** START OF Dataset rows **
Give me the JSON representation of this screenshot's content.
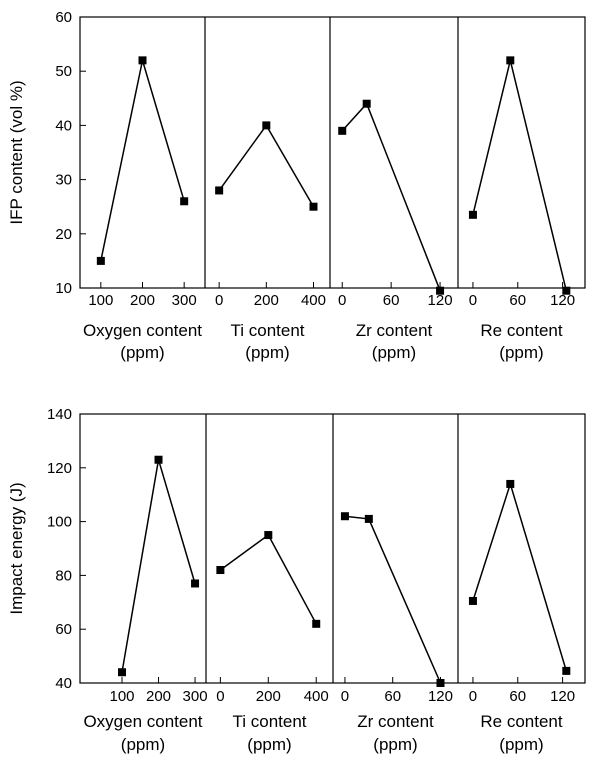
{
  "chart_data": [
    {
      "type": "line",
      "ylabel": "IFP content (vol %)",
      "ylim": [
        10,
        60
      ],
      "yticks": [
        "60",
        "50",
        "40",
        "30",
        "20",
        "10"
      ],
      "panels": [
        {
          "xlabel": "Oxygen content",
          "unit": "(ppm)",
          "xlim": [
            50,
            350
          ],
          "xticks": [
            100,
            200,
            300
          ],
          "xtick_labels": [
            "100",
            "200",
            "300"
          ],
          "x": [
            100,
            200,
            300
          ],
          "y": [
            15,
            52,
            26
          ]
        },
        {
          "xlabel": "Ti content",
          "unit": "(ppm)",
          "xlim": [
            -60,
            470
          ],
          "xticks": [
            0,
            200,
            400
          ],
          "xtick_labels": [
            "0",
            "200",
            "400"
          ],
          "x": [
            0,
            200,
            400
          ],
          "y": [
            28,
            40,
            25
          ]
        },
        {
          "xlabel": "Zr content",
          "unit": "(ppm)",
          "xlim": [
            -15,
            142
          ],
          "xticks": [
            0,
            60,
            120
          ],
          "xtick_labels": [
            "0",
            "60",
            "120"
          ],
          "x": [
            0,
            30,
            120
          ],
          "y": [
            39,
            44,
            9.5
          ]
        },
        {
          "xlabel": "Re content",
          "unit": "(ppm)",
          "xlim": [
            -20,
            150
          ],
          "xticks": [
            0,
            60,
            120
          ],
          "xtick_labels": [
            "0",
            "60",
            "120"
          ],
          "x": [
            0,
            50,
            125
          ],
          "y": [
            23.5,
            52,
            9.5
          ]
        }
      ]
    },
    {
      "type": "line",
      "ylabel": "Impact energy (J)",
      "ylim": [
        40,
        140
      ],
      "yticks": [
        "140",
        "120",
        "100",
        "80",
        "60",
        "40"
      ],
      "panels": [
        {
          "xlabel": "Oxygen content",
          "unit": "(ppm)",
          "xlim": [
            -15,
            330
          ],
          "xticks": [
            100,
            200,
            300
          ],
          "xtick_labels": [
            "100",
            "200",
            "300"
          ],
          "x": [
            100,
            200,
            300
          ],
          "y": [
            44,
            123,
            77
          ]
        },
        {
          "xlabel": "Ti content",
          "unit": "(ppm)",
          "xlim": [
            -60,
            470
          ],
          "xticks": [
            0,
            200,
            400
          ],
          "xtick_labels": [
            "0",
            "200",
            "400"
          ],
          "x": [
            0,
            200,
            400
          ],
          "y": [
            82,
            95,
            62
          ]
        },
        {
          "xlabel": "Zr content",
          "unit": "(ppm)",
          "xlim": [
            -15,
            142
          ],
          "xticks": [
            0,
            60,
            120
          ],
          "xtick_labels": [
            "0",
            "60",
            "120"
          ],
          "x": [
            0,
            30,
            120
          ],
          "y": [
            102,
            101,
            40
          ]
        },
        {
          "xlabel": "Re content",
          "unit": "(ppm)",
          "xlim": [
            -20,
            150
          ],
          "xticks": [
            0,
            60,
            120
          ],
          "xtick_labels": [
            "0",
            "60",
            "120"
          ],
          "x": [
            0,
            50,
            125
          ],
          "y": [
            70.5,
            114,
            44.5
          ]
        }
      ]
    }
  ]
}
** END OF Dataset rows **
Task brief
Print the entries above exactly, taking out only the pictures.

Output
Give me the JSON representation of this screenshot's content.
{
  "chart_data": [
    {
      "type": "line",
      "ylabel": "IFP content (vol %)",
      "ylim": [
        10,
        60
      ],
      "yticks": [
        "60",
        "50",
        "40",
        "30",
        "20",
        "10"
      ],
      "panels": [
        {
          "xlabel": "Oxygen content",
          "unit": "(ppm)",
          "xlim": [
            50,
            350
          ],
          "xticks": [
            100,
            200,
            300
          ],
          "xtick_labels": [
            "100",
            "200",
            "300"
          ],
          "x": [
            100,
            200,
            300
          ],
          "y": [
            15,
            52,
            26
          ]
        },
        {
          "xlabel": "Ti content",
          "unit": "(ppm)",
          "xlim": [
            -60,
            470
          ],
          "xticks": [
            0,
            200,
            400
          ],
          "xtick_labels": [
            "0",
            "200",
            "400"
          ],
          "x": [
            0,
            200,
            400
          ],
          "y": [
            28,
            40,
            25
          ]
        },
        {
          "xlabel": "Zr content",
          "unit": "(ppm)",
          "xlim": [
            -15,
            142
          ],
          "xticks": [
            0,
            60,
            120
          ],
          "xtick_labels": [
            "0",
            "60",
            "120"
          ],
          "x": [
            0,
            30,
            120
          ],
          "y": [
            39,
            44,
            9.5
          ]
        },
        {
          "xlabel": "Re content",
          "unit": "(ppm)",
          "xlim": [
            -20,
            150
          ],
          "xticks": [
            0,
            60,
            120
          ],
          "xtick_labels": [
            "0",
            "60",
            "120"
          ],
          "x": [
            0,
            50,
            125
          ],
          "y": [
            23.5,
            52,
            9.5
          ]
        }
      ]
    },
    {
      "type": "line",
      "ylabel": "Impact energy (J)",
      "ylim": [
        40,
        140
      ],
      "yticks": [
        "140",
        "120",
        "100",
        "80",
        "60",
        "40"
      ],
      "panels": [
        {
          "xlabel": "Oxygen content",
          "unit": "(ppm)",
          "xlim": [
            -15,
            330
          ],
          "xticks": [
            100,
            200,
            300
          ],
          "xtick_labels": [
            "100",
            "200",
            "300"
          ],
          "x": [
            100,
            200,
            300
          ],
          "y": [
            44,
            123,
            77
          ]
        },
        {
          "xlabel": "Ti content",
          "unit": "(ppm)",
          "xlim": [
            -60,
            470
          ],
          "xticks": [
            0,
            200,
            400
          ],
          "xtick_labels": [
            "0",
            "200",
            "400"
          ],
          "x": [
            0,
            200,
            400
          ],
          "y": [
            82,
            95,
            62
          ]
        },
        {
          "xlabel": "Zr content",
          "unit": "(ppm)",
          "xlim": [
            -15,
            142
          ],
          "xticks": [
            0,
            60,
            120
          ],
          "xtick_labels": [
            "0",
            "60",
            "120"
          ],
          "x": [
            0,
            30,
            120
          ],
          "y": [
            102,
            101,
            40
          ]
        },
        {
          "xlabel": "Re content",
          "unit": "(ppm)",
          "xlim": [
            -20,
            150
          ],
          "xticks": [
            0,
            60,
            120
          ],
          "xtick_labels": [
            "0",
            "60",
            "120"
          ],
          "x": [
            0,
            50,
            125
          ],
          "y": [
            70.5,
            114,
            44.5
          ]
        }
      ]
    }
  ]
}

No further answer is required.